┌──

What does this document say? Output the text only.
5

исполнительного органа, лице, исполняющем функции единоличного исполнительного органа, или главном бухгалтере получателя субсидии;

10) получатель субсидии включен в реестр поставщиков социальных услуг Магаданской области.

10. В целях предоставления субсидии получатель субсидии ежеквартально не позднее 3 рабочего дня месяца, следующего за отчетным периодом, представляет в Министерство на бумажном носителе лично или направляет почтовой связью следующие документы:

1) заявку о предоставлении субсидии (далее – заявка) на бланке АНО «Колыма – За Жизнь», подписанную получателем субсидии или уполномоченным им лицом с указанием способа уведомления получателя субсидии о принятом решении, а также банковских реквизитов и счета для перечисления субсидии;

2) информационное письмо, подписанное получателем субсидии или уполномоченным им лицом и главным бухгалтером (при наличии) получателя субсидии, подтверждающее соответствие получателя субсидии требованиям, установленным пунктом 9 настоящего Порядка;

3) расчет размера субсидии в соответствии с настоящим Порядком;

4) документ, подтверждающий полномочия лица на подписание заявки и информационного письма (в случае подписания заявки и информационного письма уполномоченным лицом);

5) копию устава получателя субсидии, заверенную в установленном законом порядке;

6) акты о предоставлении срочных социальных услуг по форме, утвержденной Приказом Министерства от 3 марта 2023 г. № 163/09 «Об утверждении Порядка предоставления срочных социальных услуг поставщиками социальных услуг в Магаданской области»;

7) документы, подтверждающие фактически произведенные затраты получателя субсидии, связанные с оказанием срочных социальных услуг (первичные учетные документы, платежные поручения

└──

GOAL OF THE EXERCISE - Return the entries above exactly, each one complete.

COMPLETE ANSWER -
What does this document say? Output the text only.
5

исполнительного органа, лице, исполняющем функции единоличного исполнительного органа, или главном бухгалтере получателя субсидии;

10) получатель субсидии включен в реестр поставщиков социальных услуг Магаданской области.

10. В целях предоставления субсидии получатель субсидии ежеквартально не позднее 3 рабочего дня месяца, следующего за отчетным периодом, представляет в Министерство на бумажном носителе лично или направляет почтовой связью следующие документы:

1) заявку о предоставлении субсидии (далее – заявка) на бланке АНО «Колыма – За Жизнь», подписанную получателем субсидии или уполномоченным им лицом с указанием способа уведомления получателя субсидии о принятом решении, а также банковских реквизитов и счета для перечисления субсидии;

2) информационное письмо, подписанное получателем субсидии или уполномоченным им лицом и главным бухгалтером (при наличии) получателя субсидии, подтверждающее соответствие получателя субсидии требованиям, установленным пунктом 9 настоящего Порядка;

3) расчет размера субсидии в соответствии с настоящим Порядком;

4) документ, подтверждающий полномочия лица на подписание заявки и информационного письма (в случае подписания заявки и информационного письма уполномоченным лицом);

5) копию устава получателя субсидии, заверенную в установленном законом порядке;

6) акты о предоставлении срочных социальных услуг по форме, утвержденной Приказом Министерства от 3 марта 2023 г. № 163/09 «Об утверждении Порядка предоставления срочных социальных услуг поставщиками социальных услуг в Магаданской области»;

7) документы, подтверждающие фактически произведенные затраты получателя субсидии, связанные с оказанием срочных социальных услуг (первичные учетные документы, платежные поручения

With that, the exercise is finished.